Face à des discours trop souvent marqués par des expériences personnelles ou des positions idéologiques, l’avocat peut objectiver de nombreux points et défendre les intérêts du malade, selon ses valeurs et ses attentes. Il revient au malade de définir ce qu’il entend par l’obstination déraisonnable à laquelle il s’opposerait et au médecin de ne pas engager des traitements qui seraient constitutifs d’une obstination déraisonnable ou « futiles ». En effet, comme l’a souligné Sarah Dauchy, les médecins considèrent trop souvent qu’un traitement qui améliore la survie est un standard car, implicitement, la survie est l’objectif à atteindre. Or, elle ne l’est pas forcément pour le patient.
« Les avocats portent la voix de la singularité, de la nuance et de la pensée complexe », a ajouté Nathalie Ganier-Raymond. Il doit alors faire preuve de vigilance et d’intelligence lorsqu’il est confronté à ces problématiques, aider son client à avancer dans ses réflexions et lui offrir ce temps de précieux, pour se positionner sur ce sujet si délicat. Pour l’avocate, sa profession devrait également se renseigner davantage sur ces questions, afin d’accompagner au mieux leurs clients.

————————

CONSIGNE A
Répondez à ces questions sur le texte consacré au rôle de l'avocat auprès du malade :
(i) Selon Sarah Dauchy, que considèrent trop souvent les médecins ?
(ii) Que revient-il au médecin de ne pas engager ?
(iii) Dans quel but l'avocate estime-t-elle que sa profession devrait se renseigner davantage ?
CONSIGNE B
D'après le texte consacré au rôle de l'avocat auprès du malade, de quoi les avocats portent-ils la voix selon Nathalie Ganier-Raymond ? Énumérez tous les éléments cités.
CONSIGNE C
Continuez le texte consacré au rôle de l'avocat auprès du malade à partir de sa dernière phrase.

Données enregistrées

————————

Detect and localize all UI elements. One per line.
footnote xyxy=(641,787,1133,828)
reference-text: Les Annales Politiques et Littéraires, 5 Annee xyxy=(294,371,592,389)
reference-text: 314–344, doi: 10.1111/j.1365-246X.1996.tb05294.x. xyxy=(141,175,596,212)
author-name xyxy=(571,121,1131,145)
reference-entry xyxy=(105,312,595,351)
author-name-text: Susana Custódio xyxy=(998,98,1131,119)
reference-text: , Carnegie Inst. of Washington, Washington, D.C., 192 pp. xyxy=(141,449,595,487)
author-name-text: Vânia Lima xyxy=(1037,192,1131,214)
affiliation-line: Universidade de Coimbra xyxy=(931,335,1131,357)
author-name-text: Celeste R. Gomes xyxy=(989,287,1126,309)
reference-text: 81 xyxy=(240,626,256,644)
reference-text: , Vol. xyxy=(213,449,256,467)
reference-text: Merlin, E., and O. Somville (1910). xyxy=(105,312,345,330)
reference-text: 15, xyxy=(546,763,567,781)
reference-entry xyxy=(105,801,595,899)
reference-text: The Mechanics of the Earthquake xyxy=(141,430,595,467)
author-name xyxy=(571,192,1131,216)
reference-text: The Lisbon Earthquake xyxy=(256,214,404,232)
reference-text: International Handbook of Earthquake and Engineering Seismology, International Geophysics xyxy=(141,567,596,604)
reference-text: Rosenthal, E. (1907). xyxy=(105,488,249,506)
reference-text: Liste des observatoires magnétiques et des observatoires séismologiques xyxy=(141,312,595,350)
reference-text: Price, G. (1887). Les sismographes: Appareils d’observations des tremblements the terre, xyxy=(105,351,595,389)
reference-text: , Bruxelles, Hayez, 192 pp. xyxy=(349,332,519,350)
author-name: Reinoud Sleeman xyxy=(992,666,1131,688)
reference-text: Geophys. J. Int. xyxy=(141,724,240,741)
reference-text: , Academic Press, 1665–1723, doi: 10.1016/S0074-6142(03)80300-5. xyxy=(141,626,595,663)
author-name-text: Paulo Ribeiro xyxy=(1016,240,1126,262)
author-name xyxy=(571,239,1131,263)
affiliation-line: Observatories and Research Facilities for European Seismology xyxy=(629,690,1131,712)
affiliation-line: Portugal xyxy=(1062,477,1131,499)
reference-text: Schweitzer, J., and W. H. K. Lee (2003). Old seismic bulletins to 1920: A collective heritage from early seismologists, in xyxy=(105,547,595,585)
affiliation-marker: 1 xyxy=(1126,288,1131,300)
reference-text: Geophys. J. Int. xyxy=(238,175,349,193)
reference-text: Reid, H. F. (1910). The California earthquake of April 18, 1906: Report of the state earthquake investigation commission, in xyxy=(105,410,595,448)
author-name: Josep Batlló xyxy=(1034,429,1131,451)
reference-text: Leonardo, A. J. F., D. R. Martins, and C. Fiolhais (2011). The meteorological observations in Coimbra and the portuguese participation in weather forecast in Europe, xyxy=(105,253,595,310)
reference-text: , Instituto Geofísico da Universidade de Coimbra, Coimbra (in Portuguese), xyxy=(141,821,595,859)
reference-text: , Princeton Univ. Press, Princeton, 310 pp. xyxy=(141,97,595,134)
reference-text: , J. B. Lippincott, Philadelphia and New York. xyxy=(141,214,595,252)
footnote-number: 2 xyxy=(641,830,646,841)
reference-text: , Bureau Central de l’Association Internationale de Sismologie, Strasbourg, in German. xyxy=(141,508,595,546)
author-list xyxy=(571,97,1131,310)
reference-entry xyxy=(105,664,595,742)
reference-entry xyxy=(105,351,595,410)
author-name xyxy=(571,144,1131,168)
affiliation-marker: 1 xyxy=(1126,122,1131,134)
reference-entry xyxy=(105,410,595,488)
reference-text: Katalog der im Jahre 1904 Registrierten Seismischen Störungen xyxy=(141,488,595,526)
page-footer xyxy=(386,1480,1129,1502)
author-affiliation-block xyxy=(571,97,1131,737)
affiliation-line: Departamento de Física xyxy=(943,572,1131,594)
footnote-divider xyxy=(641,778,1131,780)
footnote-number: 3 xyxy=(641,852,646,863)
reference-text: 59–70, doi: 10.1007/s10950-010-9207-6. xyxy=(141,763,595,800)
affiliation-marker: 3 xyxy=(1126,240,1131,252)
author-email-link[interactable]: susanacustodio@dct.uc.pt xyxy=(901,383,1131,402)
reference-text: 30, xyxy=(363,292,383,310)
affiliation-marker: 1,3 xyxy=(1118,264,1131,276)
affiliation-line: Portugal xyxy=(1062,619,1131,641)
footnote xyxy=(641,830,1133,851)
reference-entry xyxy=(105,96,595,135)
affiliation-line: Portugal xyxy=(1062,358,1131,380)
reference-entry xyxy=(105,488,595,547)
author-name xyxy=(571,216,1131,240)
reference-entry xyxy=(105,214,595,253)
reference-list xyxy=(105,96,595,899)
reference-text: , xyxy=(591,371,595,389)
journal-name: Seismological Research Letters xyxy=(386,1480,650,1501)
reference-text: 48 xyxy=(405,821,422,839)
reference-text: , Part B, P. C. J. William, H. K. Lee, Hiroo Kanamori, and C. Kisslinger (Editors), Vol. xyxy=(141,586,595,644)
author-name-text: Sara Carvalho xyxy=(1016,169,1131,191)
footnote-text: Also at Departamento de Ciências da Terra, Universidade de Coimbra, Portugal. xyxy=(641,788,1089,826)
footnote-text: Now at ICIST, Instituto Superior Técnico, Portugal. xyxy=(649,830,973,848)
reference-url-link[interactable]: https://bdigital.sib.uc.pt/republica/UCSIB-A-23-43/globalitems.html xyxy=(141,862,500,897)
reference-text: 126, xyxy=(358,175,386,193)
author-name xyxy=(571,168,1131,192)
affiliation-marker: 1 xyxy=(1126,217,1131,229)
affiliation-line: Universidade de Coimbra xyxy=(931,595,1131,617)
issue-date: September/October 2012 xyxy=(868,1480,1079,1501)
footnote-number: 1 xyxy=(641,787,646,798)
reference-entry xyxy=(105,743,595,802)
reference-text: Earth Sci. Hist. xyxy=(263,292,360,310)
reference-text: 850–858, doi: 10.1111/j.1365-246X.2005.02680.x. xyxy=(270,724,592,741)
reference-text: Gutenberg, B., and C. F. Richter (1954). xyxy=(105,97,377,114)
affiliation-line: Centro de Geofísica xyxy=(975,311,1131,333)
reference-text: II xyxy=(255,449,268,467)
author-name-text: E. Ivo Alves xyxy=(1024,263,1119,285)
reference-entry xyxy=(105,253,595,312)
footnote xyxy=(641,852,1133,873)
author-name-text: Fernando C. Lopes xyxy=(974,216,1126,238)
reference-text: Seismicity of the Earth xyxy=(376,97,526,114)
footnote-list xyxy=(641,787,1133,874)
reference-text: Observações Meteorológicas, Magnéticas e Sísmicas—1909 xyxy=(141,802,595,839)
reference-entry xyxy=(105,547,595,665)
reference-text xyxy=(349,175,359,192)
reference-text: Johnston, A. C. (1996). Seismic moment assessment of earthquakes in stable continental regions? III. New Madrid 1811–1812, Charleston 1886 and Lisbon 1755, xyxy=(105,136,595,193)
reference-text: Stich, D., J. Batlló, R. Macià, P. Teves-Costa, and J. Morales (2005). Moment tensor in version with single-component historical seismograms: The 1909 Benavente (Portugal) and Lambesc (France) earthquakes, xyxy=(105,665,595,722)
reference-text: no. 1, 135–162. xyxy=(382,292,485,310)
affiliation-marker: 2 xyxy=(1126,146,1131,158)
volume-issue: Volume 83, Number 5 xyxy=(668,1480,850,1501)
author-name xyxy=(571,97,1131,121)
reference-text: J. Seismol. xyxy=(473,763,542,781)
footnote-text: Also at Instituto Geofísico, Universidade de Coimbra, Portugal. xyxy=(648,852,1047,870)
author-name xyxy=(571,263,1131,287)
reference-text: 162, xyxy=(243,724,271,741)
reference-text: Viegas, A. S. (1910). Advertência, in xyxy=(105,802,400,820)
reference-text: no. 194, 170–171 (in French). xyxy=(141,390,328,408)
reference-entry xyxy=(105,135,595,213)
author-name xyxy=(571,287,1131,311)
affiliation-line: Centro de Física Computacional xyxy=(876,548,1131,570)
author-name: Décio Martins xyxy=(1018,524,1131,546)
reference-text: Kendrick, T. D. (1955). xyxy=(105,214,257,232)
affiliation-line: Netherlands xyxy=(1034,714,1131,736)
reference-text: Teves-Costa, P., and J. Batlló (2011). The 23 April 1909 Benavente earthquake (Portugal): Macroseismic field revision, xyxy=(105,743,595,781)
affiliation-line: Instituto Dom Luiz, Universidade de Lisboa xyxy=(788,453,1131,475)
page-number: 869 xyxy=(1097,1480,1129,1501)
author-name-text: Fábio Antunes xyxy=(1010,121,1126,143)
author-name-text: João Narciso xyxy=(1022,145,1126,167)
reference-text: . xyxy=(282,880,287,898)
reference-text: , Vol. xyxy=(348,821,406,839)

————————

RÉPONSE ATTENDUE A
(i) Ils considèrent qu'un traitement qui améliore la survie est un standard.
(ii) Des traitements qui seraient constitutifs d'une obstination déraisonnable ou « futiles ».
(iii) Afin d'accompagner au mieux leurs clients.

RÉPONSE ATTENDUE B
La singularité, la nuance, la pensée complexe.

RÉPONSE ATTENDUE C
Le malade, un sujet de droit à part
Chaque citoyen est un sujet de droit autonome, qui peut exprimer son consentement. C’est ce qu’il fait lorsqu’il exprime ses directives anticipées. Or, une fois malade, les souffrances, l’inquiétude et l’incertitude liées à son état peuvent impacter son état d’esprit et son consentement. Dès lors, comme l’a soulevé Damien Le Guay, peut-on se fier entièrement aux directives anticipées ? Et que se passerait-il si une fois confrontée à la réalité de son état de santé, le malade refuse que soient appliquées ses propres directives ?
Comme le résume très justement le philosophe, la loi donne des droits au malade, mais leur exercice est complexe et fait appel à des éléments où l’affect et l’émotionnel entrent nécessairement en compte. Il préconise alors davantage de construire un lien d’alliance et de confiance entre le malade et son médecin, un dialogue permanent afin d’évaluer constamment l’état d’esprit du patient. Le médecin ne doit d’ailleurs pas être seul à gérer cette situation, et c’est là que le rôle de l’avocat est important. Ce dernier ne se limite pas à vérifier la bonne application des textes de lois, il conseille avec humilité et conscience de la complexité de la situation, en se détachant presque de la rigidité de la loi. « Le droit doit savoir rester en dehors de la chambre », estime le philosophe, afin de ne pas s’immiscer dans des considérations personnelles, idéologiques, spirituelles etc.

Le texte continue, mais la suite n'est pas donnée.